▼

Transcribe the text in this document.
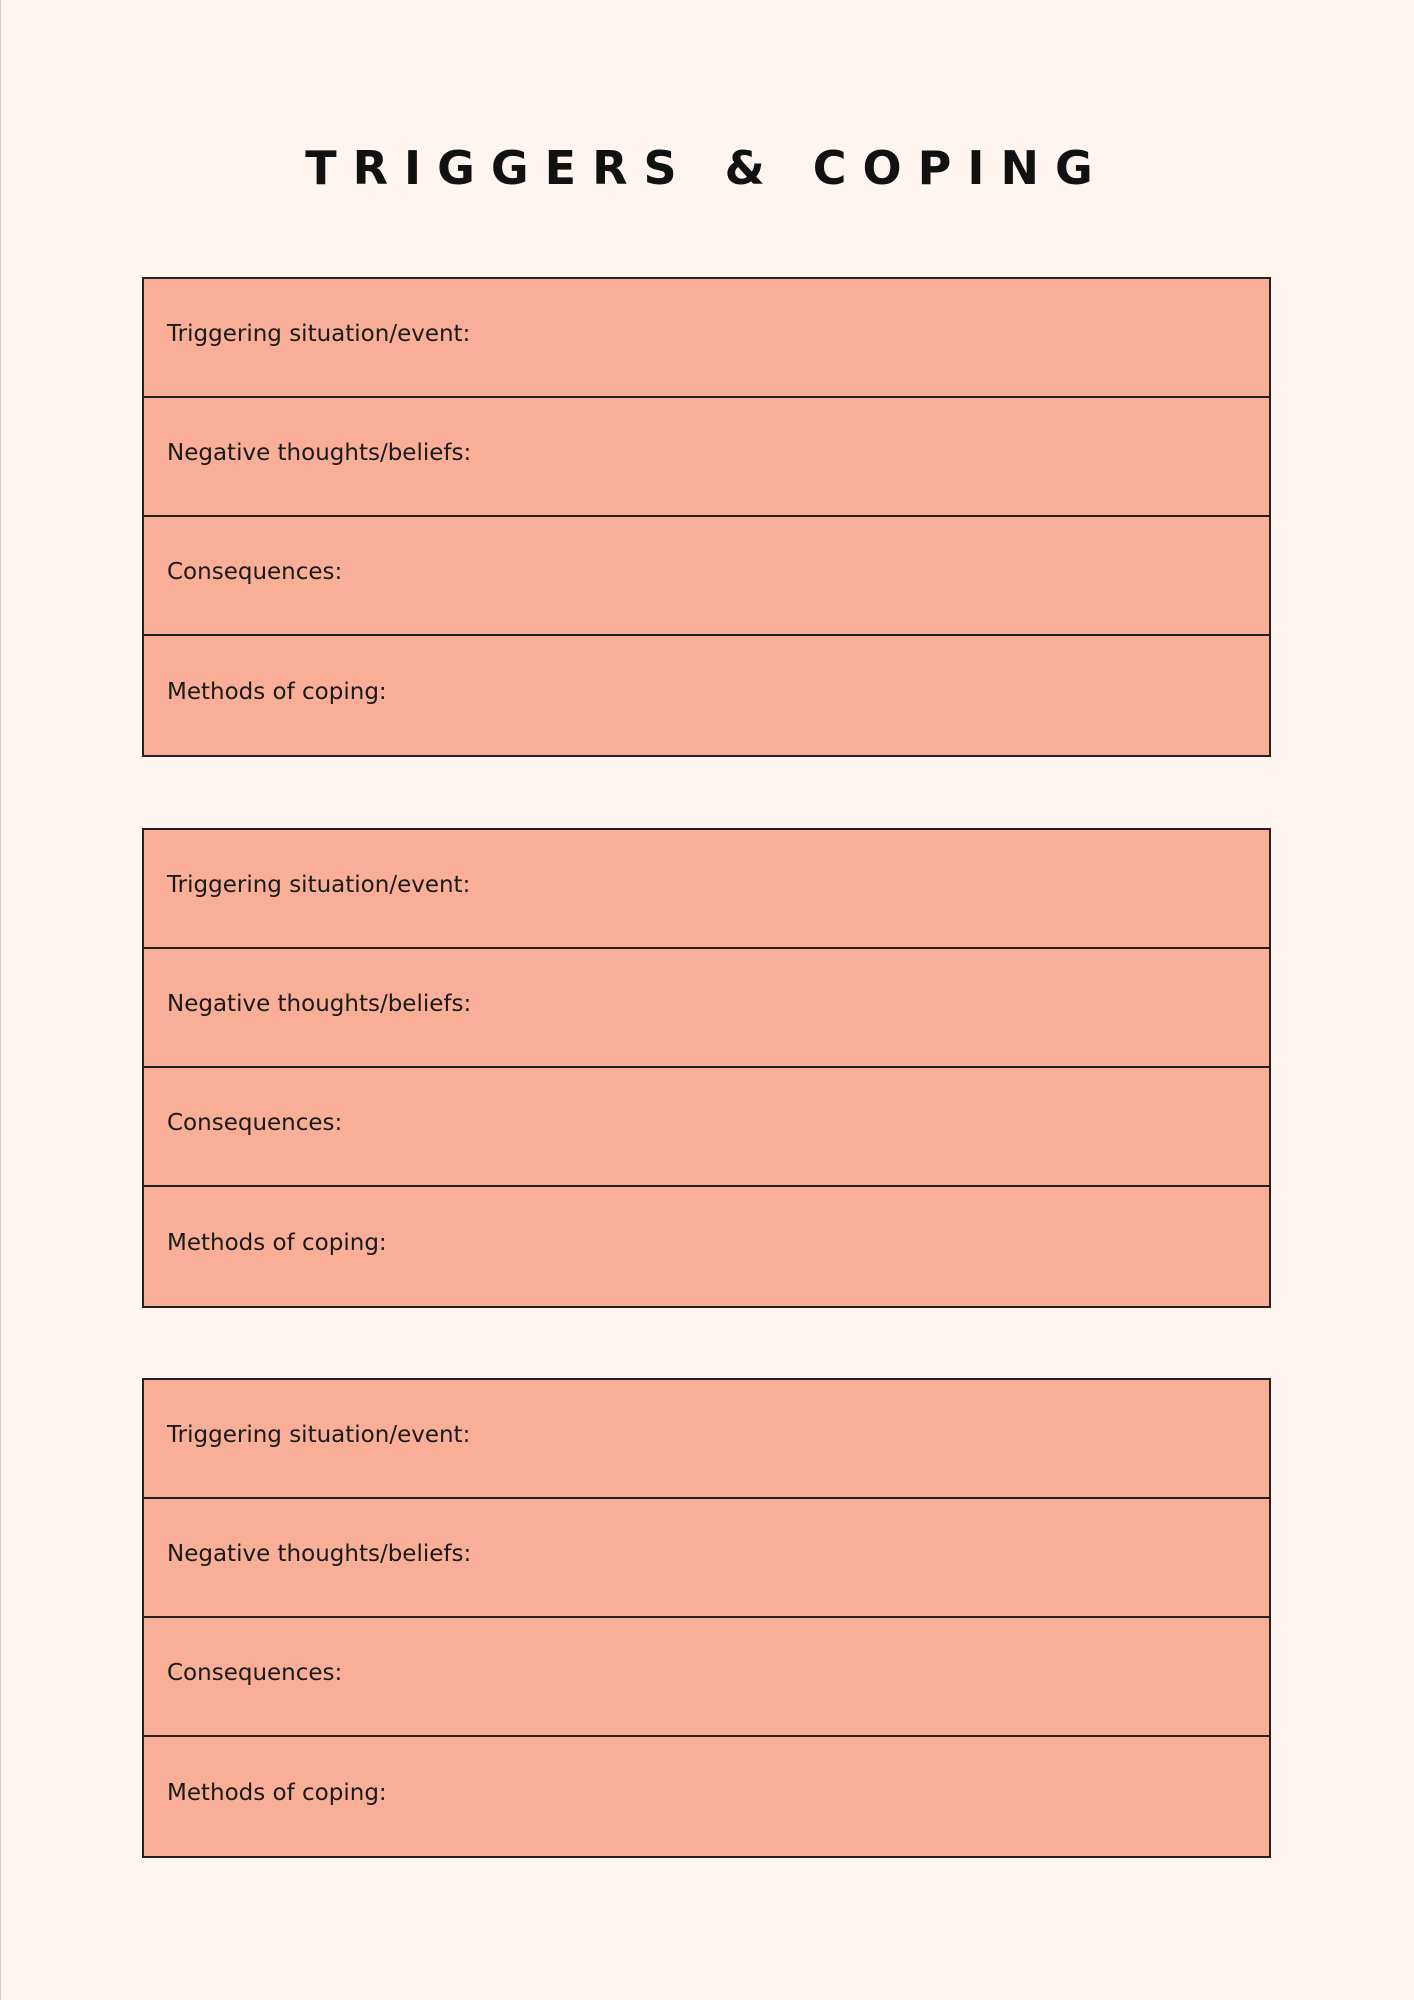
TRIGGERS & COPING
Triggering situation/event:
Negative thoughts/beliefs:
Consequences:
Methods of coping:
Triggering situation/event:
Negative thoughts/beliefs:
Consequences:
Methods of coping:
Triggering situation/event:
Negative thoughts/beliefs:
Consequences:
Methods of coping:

▲

• [Instructions to follow]: Reproduce the entries above exactly. Do not include the images.

• [Task response]:
Transcribe the text in this document.
TRIGGERS & COPING
Triggering situation/event:
Negative thoughts/beliefs:
Consequences:
Methods of coping:
Triggering situation/event:
Negative thoughts/beliefs:
Consequences:
Methods of coping:
Triggering situation/event:
Negative thoughts/beliefs:
Consequences:
Methods of coping:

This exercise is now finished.